*Stated goal:* Keep the images out and copy every entry below exactly.

*Extracted material:*
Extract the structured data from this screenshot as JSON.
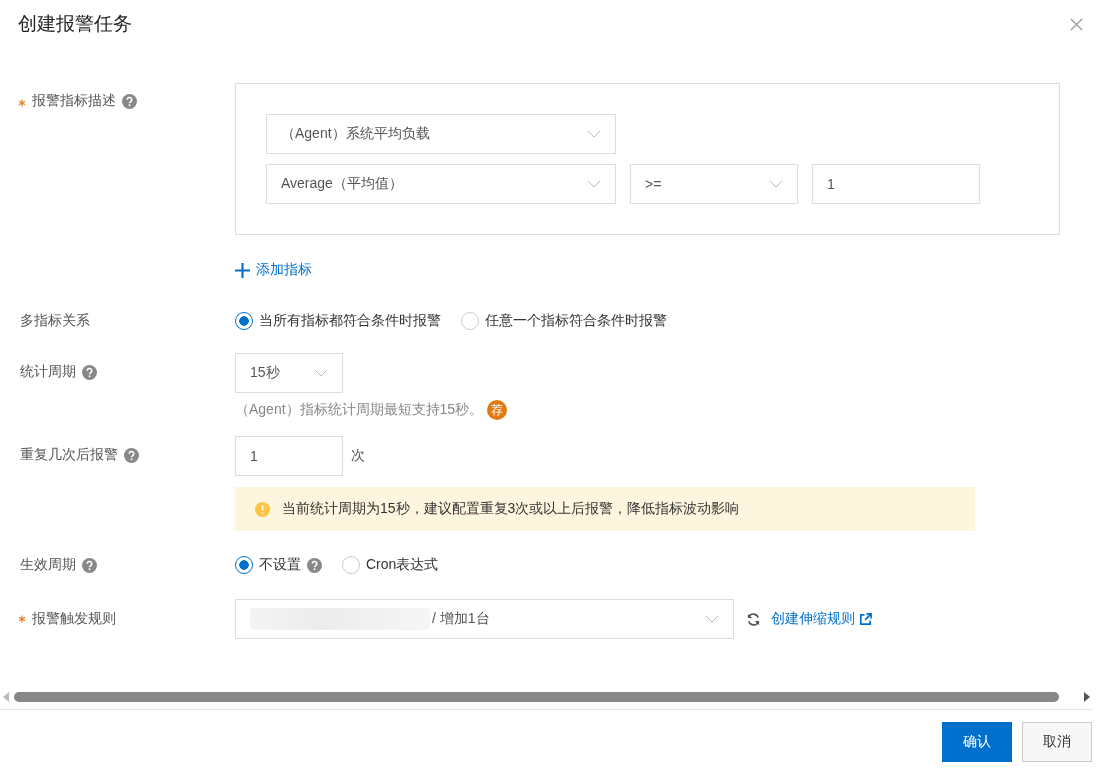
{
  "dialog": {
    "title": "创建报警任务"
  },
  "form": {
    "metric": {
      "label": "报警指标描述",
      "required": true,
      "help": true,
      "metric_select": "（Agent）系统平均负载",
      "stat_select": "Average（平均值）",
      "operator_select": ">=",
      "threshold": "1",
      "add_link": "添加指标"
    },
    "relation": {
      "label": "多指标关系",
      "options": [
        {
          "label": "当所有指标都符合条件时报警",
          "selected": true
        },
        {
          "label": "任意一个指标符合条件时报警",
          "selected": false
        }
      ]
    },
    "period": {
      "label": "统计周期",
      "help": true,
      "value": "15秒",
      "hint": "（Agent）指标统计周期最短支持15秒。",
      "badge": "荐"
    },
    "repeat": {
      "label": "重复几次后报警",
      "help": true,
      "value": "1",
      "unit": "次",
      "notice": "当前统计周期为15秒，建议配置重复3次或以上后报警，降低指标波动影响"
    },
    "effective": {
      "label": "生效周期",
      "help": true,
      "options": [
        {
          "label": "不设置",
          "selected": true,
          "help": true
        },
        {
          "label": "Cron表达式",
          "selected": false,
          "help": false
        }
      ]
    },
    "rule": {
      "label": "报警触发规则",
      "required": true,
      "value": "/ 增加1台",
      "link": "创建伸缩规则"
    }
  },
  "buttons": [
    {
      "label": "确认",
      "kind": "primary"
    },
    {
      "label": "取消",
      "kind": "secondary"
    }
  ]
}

*The response:*
Extract the structured data from this screenshot as JSON.
{
  "dialog": {
    "title": "创建报警任务"
  },
  "form": {
    "metric": {
      "label": "报警指标描述",
      "required": true,
      "help": true,
      "metric_select": "（Agent）系统平均负载",
      "stat_select": "Average（平均值）",
      "operator_select": ">=",
      "threshold": "1",
      "add_link": "添加指标"
    },
    "relation": {
      "label": "多指标关系",
      "options": [
        {
          "label": "当所有指标都符合条件时报警",
          "selected": true
        },
        {
          "label": "任意一个指标符合条件时报警",
          "selected": false
        }
      ]
    },
    "period": {
      "label": "统计周期",
      "help": true,
      "value": "15秒",
      "hint": "（Agent）指标统计周期最短支持15秒。",
      "badge": "荐"
    },
    "repeat": {
      "label": "重复几次后报警",
      "help": true,
      "value": "1",
      "unit": "次",
      "notice": "当前统计周期为15秒，建议配置重复3次或以上后报警，降低指标波动影响"
    },
    "effective": {
      "label": "生效周期",
      "help": true,
      "options": [
        {
          "label": "不设置",
          "selected": true,
          "help": true
        },
        {
          "label": "Cron表达式",
          "selected": false,
          "help": false
        }
      ]
    },
    "rule": {
      "label": "报警触发规则",
      "required": true,
      "value": "/ 增加1台",
      "link": "创建伸缩规则"
    }
  },
  "buttons": [
    {
      "label": "确认",
      "kind": "primary"
    },
    {
      "label": "取消",
      "kind": "secondary"
    }
  ]
}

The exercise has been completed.